== The exercise ==
From the listing below, work out how many lines contain "name". Reply with that number only.

______

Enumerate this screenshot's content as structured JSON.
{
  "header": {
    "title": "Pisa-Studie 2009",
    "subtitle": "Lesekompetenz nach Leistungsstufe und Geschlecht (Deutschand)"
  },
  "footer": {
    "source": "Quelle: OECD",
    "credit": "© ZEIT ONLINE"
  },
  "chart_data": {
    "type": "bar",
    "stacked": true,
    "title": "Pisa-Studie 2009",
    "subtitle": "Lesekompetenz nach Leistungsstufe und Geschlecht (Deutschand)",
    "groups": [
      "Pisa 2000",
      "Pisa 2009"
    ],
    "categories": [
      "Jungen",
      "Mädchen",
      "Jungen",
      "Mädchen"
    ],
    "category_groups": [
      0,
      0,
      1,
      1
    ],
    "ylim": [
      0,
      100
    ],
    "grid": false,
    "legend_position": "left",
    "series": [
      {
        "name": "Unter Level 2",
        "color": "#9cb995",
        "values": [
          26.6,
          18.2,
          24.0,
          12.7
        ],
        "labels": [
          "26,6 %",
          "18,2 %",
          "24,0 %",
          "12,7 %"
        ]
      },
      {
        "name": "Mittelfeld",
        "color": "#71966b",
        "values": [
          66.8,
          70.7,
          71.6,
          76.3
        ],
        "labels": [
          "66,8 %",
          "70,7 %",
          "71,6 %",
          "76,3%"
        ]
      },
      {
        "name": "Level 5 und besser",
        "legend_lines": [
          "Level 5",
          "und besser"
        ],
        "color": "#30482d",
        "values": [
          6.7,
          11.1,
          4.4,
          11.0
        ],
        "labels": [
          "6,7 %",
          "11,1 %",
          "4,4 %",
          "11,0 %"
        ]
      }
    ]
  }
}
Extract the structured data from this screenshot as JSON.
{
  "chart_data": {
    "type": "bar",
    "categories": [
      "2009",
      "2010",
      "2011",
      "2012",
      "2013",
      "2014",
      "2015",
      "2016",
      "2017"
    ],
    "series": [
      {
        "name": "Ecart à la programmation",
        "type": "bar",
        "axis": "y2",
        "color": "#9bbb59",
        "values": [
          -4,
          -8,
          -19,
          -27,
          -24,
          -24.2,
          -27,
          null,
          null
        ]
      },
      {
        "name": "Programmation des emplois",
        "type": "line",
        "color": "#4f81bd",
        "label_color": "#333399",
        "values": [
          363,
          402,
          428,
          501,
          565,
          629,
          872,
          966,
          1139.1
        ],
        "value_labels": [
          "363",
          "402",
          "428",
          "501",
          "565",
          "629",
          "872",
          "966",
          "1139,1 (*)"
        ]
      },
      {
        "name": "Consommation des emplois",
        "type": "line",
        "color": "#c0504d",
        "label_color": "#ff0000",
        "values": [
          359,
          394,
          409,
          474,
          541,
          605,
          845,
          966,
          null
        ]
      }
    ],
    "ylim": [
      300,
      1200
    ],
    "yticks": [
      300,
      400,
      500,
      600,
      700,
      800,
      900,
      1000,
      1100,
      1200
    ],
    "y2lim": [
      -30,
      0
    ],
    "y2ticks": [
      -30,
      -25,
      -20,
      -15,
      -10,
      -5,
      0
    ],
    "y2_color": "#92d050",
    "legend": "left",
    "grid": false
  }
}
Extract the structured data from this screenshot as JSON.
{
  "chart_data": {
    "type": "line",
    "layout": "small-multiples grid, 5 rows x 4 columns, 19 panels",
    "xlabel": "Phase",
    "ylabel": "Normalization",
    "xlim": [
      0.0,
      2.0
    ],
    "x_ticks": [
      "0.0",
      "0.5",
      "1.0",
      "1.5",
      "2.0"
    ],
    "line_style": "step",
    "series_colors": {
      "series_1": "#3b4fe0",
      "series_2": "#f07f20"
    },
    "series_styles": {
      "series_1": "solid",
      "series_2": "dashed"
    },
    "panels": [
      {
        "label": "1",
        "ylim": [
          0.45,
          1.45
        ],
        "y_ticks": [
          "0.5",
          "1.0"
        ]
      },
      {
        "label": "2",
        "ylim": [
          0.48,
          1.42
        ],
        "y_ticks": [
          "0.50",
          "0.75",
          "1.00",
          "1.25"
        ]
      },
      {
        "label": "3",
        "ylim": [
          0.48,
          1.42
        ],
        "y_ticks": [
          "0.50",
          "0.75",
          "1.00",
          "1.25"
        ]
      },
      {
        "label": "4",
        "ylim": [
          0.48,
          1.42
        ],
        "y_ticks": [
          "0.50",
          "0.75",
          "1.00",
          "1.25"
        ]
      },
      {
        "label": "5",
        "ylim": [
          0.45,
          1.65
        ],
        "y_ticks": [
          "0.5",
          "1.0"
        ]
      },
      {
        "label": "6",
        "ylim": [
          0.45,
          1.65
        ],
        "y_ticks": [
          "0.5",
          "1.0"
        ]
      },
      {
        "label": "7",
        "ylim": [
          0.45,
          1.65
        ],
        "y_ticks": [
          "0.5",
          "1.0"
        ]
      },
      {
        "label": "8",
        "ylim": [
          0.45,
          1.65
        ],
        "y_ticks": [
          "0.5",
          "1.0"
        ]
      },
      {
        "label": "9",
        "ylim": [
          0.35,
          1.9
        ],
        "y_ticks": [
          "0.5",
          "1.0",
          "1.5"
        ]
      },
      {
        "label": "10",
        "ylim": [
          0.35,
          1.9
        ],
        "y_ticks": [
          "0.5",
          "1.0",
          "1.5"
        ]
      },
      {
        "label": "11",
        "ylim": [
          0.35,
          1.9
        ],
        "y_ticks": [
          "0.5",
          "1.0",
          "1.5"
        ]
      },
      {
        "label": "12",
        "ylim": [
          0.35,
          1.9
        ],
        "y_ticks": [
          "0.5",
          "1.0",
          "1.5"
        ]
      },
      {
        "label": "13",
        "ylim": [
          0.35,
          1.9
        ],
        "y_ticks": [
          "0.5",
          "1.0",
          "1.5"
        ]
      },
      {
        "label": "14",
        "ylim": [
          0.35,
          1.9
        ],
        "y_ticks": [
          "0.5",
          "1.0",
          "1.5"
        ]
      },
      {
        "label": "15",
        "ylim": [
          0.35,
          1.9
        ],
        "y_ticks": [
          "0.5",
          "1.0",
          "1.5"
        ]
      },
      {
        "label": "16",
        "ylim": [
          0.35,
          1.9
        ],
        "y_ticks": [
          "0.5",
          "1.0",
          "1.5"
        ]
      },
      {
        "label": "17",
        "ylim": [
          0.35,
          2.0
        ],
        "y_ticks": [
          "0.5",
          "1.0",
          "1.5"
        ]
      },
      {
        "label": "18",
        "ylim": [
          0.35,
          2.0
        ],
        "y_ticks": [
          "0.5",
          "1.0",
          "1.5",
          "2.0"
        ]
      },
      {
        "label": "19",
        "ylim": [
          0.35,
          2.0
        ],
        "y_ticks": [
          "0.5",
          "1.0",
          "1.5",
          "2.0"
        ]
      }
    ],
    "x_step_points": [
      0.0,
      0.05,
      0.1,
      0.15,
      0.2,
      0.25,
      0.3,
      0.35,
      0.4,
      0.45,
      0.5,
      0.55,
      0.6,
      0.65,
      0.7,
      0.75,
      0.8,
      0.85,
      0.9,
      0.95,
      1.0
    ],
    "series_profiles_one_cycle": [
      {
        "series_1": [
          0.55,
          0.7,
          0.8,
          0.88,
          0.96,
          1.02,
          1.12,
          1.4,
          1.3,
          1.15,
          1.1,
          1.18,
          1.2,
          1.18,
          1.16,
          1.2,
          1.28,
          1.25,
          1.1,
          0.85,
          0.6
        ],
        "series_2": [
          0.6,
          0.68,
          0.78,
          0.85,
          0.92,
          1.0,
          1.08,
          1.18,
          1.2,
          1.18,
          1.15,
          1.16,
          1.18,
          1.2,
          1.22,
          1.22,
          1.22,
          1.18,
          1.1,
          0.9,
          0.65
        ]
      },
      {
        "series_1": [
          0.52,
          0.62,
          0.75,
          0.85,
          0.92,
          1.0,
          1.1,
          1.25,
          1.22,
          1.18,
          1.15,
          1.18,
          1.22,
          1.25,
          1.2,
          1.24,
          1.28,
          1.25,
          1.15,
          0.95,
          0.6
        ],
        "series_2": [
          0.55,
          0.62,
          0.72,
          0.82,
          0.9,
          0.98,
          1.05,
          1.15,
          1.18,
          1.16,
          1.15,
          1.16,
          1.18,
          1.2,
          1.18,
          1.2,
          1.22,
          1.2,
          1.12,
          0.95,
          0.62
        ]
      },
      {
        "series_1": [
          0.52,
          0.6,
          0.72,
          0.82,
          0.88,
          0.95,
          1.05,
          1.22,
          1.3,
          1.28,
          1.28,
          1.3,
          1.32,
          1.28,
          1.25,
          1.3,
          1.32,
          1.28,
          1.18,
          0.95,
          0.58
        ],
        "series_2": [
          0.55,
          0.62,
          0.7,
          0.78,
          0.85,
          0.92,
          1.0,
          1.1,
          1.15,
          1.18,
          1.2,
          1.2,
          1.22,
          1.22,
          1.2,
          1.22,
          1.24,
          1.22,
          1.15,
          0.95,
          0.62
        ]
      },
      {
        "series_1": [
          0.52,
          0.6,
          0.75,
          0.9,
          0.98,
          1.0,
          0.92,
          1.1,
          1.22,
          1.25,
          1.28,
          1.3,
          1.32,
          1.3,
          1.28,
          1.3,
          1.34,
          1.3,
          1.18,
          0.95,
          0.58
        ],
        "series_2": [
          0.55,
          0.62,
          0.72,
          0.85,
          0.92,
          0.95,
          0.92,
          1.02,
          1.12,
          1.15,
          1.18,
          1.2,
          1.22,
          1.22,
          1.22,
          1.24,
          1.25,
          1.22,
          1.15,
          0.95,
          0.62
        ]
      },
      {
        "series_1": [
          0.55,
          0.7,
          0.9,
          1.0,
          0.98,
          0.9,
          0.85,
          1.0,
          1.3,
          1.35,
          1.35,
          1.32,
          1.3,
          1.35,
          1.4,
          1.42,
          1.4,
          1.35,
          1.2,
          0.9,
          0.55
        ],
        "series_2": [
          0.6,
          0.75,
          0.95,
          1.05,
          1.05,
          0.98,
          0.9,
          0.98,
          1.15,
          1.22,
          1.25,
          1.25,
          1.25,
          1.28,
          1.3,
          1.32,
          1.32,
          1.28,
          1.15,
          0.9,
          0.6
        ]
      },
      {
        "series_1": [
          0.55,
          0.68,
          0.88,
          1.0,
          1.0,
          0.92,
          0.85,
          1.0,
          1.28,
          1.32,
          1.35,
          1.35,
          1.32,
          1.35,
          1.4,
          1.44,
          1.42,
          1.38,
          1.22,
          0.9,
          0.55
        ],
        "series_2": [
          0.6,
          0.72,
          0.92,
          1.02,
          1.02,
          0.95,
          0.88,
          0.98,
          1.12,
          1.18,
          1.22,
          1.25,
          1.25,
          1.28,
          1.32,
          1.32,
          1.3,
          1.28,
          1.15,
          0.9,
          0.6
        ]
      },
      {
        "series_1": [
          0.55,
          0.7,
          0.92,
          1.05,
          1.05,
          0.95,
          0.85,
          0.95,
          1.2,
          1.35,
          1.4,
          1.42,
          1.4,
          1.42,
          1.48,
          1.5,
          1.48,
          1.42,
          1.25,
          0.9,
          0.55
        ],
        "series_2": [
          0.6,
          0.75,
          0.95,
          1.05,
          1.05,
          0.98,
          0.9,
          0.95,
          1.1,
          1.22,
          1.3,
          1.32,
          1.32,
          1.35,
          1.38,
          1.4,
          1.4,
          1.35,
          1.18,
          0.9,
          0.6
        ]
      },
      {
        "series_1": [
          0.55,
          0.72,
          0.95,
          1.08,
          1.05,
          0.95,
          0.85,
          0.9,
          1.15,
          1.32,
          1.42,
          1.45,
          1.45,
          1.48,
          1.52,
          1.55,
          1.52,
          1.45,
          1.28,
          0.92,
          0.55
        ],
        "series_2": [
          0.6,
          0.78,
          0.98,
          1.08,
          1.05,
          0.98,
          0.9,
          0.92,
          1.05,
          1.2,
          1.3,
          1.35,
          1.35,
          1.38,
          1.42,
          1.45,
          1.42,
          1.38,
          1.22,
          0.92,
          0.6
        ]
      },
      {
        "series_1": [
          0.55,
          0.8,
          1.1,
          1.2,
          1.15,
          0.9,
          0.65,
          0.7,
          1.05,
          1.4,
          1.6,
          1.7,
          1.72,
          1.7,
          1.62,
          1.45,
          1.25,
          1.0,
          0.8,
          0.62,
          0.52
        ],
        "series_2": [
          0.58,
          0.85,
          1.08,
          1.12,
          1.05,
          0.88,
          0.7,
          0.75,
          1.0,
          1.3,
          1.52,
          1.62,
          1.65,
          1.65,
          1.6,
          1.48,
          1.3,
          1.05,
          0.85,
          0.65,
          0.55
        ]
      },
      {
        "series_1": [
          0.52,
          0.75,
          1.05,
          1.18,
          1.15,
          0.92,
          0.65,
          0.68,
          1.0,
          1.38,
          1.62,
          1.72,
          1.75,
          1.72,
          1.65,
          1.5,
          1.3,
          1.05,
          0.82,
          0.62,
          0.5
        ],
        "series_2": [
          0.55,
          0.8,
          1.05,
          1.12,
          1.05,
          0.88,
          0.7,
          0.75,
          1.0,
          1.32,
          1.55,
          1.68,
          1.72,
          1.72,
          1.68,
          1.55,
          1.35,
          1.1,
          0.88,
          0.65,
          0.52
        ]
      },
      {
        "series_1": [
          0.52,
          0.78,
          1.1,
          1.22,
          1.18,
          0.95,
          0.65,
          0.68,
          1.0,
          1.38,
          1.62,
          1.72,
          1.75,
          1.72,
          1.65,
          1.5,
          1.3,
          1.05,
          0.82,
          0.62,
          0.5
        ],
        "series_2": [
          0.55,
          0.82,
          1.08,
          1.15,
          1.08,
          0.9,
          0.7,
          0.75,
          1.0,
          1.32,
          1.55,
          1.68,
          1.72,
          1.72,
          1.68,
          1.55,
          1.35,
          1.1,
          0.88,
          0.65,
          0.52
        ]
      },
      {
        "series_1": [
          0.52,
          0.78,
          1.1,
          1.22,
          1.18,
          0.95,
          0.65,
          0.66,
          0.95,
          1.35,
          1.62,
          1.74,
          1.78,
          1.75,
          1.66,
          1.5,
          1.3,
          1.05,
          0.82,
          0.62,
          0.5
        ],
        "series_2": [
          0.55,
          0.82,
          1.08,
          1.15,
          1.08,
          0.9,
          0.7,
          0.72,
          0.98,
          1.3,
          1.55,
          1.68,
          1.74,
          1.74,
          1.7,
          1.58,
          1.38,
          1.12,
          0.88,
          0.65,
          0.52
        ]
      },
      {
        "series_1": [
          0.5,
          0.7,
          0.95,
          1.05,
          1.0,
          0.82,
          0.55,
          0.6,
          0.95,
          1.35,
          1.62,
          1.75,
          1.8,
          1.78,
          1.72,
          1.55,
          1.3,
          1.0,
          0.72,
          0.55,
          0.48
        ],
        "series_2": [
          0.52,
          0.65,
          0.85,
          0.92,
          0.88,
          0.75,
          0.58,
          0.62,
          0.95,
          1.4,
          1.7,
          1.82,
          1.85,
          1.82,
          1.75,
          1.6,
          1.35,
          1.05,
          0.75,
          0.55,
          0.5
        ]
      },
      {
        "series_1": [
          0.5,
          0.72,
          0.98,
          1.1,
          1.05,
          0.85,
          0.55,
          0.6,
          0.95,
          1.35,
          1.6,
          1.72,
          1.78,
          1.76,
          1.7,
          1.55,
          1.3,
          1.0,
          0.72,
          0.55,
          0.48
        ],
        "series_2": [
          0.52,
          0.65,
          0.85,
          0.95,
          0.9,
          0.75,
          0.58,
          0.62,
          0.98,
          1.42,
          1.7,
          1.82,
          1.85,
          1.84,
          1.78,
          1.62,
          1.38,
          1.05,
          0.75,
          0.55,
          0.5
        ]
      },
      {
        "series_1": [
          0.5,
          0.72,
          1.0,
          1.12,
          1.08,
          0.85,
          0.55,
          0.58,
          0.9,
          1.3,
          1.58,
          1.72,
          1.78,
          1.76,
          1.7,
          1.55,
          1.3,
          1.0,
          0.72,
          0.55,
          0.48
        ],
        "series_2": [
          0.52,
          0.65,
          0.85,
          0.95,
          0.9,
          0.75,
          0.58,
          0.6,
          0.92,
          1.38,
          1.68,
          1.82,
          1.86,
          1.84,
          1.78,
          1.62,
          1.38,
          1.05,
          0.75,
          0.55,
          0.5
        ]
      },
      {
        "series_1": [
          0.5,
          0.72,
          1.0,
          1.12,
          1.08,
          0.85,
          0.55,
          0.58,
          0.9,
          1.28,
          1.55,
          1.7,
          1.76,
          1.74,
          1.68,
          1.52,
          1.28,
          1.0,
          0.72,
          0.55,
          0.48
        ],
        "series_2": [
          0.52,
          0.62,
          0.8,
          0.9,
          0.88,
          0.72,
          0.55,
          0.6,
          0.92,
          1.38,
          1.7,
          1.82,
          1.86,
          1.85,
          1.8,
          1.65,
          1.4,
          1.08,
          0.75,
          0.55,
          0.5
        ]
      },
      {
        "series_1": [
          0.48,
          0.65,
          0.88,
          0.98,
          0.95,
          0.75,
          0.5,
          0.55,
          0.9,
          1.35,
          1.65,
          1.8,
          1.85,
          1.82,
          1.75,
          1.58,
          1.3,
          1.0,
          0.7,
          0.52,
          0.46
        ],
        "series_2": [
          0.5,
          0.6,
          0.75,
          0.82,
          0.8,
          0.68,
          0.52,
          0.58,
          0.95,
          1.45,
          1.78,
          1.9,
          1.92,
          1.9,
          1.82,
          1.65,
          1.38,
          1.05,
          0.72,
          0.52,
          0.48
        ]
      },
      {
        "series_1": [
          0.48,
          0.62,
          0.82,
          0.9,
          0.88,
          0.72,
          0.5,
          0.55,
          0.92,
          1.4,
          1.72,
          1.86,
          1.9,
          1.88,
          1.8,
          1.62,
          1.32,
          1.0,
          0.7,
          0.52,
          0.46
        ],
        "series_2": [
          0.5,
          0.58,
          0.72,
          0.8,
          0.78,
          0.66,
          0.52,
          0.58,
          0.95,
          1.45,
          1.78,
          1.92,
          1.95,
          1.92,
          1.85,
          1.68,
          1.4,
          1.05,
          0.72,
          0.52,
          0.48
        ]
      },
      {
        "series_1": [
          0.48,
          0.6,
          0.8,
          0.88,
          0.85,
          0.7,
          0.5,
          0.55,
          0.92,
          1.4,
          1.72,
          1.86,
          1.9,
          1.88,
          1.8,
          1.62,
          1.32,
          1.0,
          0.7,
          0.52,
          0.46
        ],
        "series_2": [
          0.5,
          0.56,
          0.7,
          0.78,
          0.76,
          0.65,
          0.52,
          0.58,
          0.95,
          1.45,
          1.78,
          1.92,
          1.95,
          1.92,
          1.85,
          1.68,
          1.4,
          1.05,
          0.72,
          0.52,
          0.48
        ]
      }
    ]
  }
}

______

== Written solution ==
6